### Task objective
Scan the records for the string "être"; copy each line where it occurs.

### Material

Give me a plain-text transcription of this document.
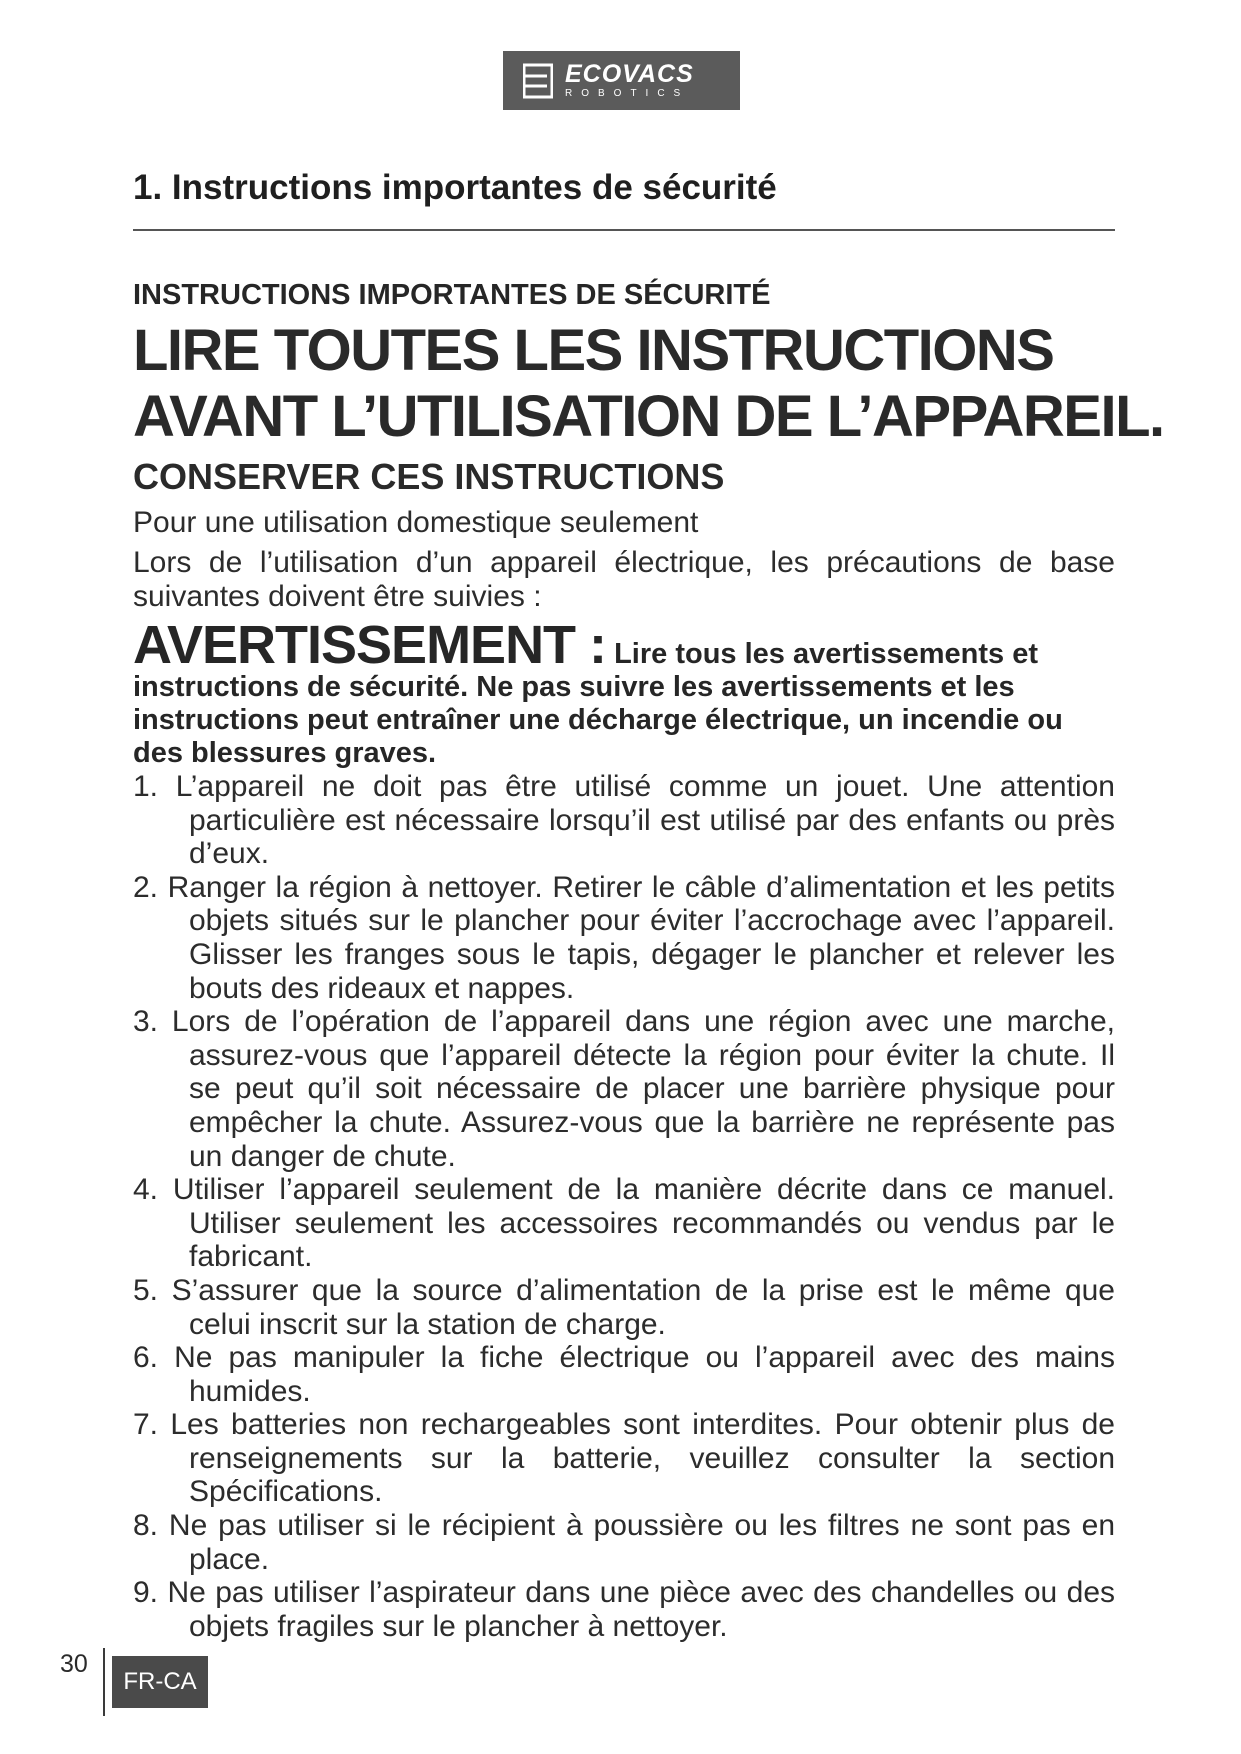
ECOVACS
ROBOTICS
1. Instructions importantes de sécurité

INSTRUCTIONS IMPORTANTES DE SÉCURITÉ

LIRE TOUTES LES INSTRUCTIONS

AVANT L’UTILISATION DE L’APPAREIL.

CONSERVER CES INSTRUCTIONS

Pour une utilisation domestique seulement

Lors de l’utilisation d’un appareil électrique, les précautions de base suivantes doivent être suivies :

AVERTISSEMENT : Lire tous les avertissements et instructions de sécurité. Ne pas suivre les avertissements et les instructions peut entraîner une décharge électrique, un incendie ou des blessures graves.

1. L’appareil ne doit pas être utilisé comme un jouet. Une attention particulière est nécessaire lorsqu’il est utilisé par des enfants ou près d’eux.
2. Ranger la région à nettoyer. Retirer le câble d’alimentation et les petits objets situés sur le plancher pour éviter l’accrochage avec l’appareil. Glisser les franges sous le tapis, dégager le plancher et relever les bouts des rideaux et nappes.
3. Lors de l’opération de l’appareil dans une région avec une marche, assurez-vous que l’appareil détecte la région pour éviter la chute. Il se peut qu’il soit nécessaire de placer une barrière physique pour empêcher la chute. Assurez-vous que la barrière ne représente pas un danger de chute.
4. Utiliser l’appareil seulement de la manière décrite dans ce manuel. Utiliser seulement les accessoires recommandés ou vendus par le fabricant.
5. S’assurer que la source d’alimentation de la prise est le même que celui inscrit sur la station de charge.
6. Ne pas manipuler la fiche électrique ou l’appareil avec des mains humides.
7. Les batteries non rechargeables sont interdites. Pour obtenir plus de renseignements sur la batterie, veuillez consulter la section Spécifications.
8. Ne pas utiliser si le récipient à poussière ou les filtres ne sont pas en place.
9. Ne pas utiliser l’aspirateur dans une pièce avec des chandelles ou des objets fragiles sur le plancher à nettoyer.
30
FR-CA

### Solution
Lors de l’utilisation d’un appareil électrique, les précautions de base suivantes doivent être suivies :
1. L’appareil ne doit pas être utilisé comme un jouet. Une attention particulière est nécessaire lorsqu’il est utilisé par des enfants ou près d’eux.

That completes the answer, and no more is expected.